**TASK OBJECTIVE**
Isolate every line in the data with the string "habitual" and copy it.

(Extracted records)
============================================================

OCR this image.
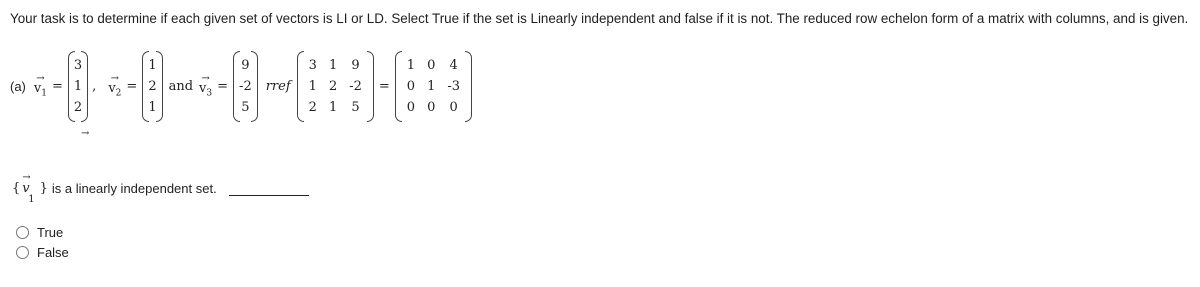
Your task is to determine if each given set of vectors is LI or LD. Select True if the set is Linearly independent and false if it is not. The reduced row echelon form of a matrix with columns, and is given.
(a)
→
$v_1$ =
3
1
2
,
→
$v_2$ =
1
2
1
and
→
$v_3$ =
9
-2
5
rref
3	1	9
1	2	-2
2	1	5
=
1	0	4
0	1	-3
0	0	0
→
{
→
v
1
} is a linearly independent set.
True
False
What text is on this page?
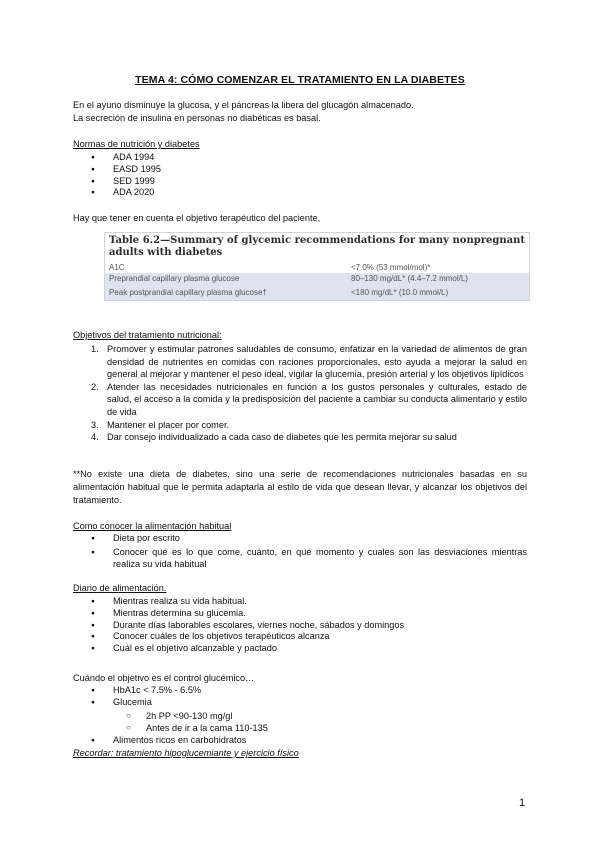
TEMA 4: CÓMO COMENZAR EL TRATAMIENTO EN LA DIABETES
En el ayuno disminuye la glucosa, y el páncreas la libera del glucagón almacenado.
La secreción de insulina en personas no diabéticas es basal.
Normas de nutrición y diabetes
● ADA 1994
● EASD 1995
● SED 1999
● ADA 2020
Hay que tener en cuenta el objetivo terapéutico del paciente,
Table 6.2—Summary of glycemic recommendations for many nonpregnant adults with diabetes
A1C	<7.0% (53 mmol/mol)*
Preprandial capillary plasma glucose	80–130 mg/dL* (4.4–7.2 mmol/L)
Peak postprandial capillary plasma glucose†	<180 mg/dL* (10.0 mmol/L)
Objetivos del tratamiento nutricional:
1. Promover y estimular patrones saludables de consumo, enfatizar en la variedad de alimentos de gran densidad de nutrientes en comidas con raciones proporcionales, esto ayuda a mejorar la salud en general al mejorar y mantener el peso ideal, vigilar la glucemia, presión arterial y los objetivos lipídicos
2. Atender las necesidades nutricionales en función a los gustos personales y culturales, estado de salud, el acceso a la comida y la predisposición del paciente a cambiar su conducta alimentario y estilo de vida
3. Mantener el placer por comer.
4. Dar consejo individualizado a cada caso de diabetes que les permita mejorar su salud
**No existe una dieta de diabetes, sino una serie de recomendaciones nutricionales basadas en su alimentación habitual que le permita adaptarla al estilo de vida que desean llevar, y alcanzar los objetivos del tratamiento.
Como conocer la alimentación habitual
● Dieta por escrito
● Conocer qué es lo que come, cuánto, en qué momento y cuales son las desviaciones mientras realiza su vida habitual
Diario de alimentación.
● Mientras realiza su vida habitual.
● Mientras determina su glucemia.
● Durante días laborables escolares, viernes noche, sábados y domingos
● Conocer cuáles de los objetivos terapéuticos alcanza
● Cuál es el objetivo alcanzable y pactado
Cuándo el objetivo es el control glucémico…
● HbA1c < 7.5% - 6.5%
● Glucemia
○ 2h PP <90-130 mg/gl
○ Antes de ir a la cama 110-135
● Alimentos ricos en carbohidratos
Recordar: tratamiento hipoglucemiante y ejercicio físico
1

============================================================

**TASK SOLUTION**
**No existe una dieta de diabetes, sino una serie de recomendaciones nutricionales basadas en su alimentación habitual que le permita adaptarla al estilo de vida que desean llevar, y alcanzar los objetivos del tratamiento.
Como conocer la alimentación habitual
● Conocer qué es lo que come, cuánto, en qué momento y cuales son las desviaciones mientras realiza su vida habitual
● Mientras realiza su vida habitual.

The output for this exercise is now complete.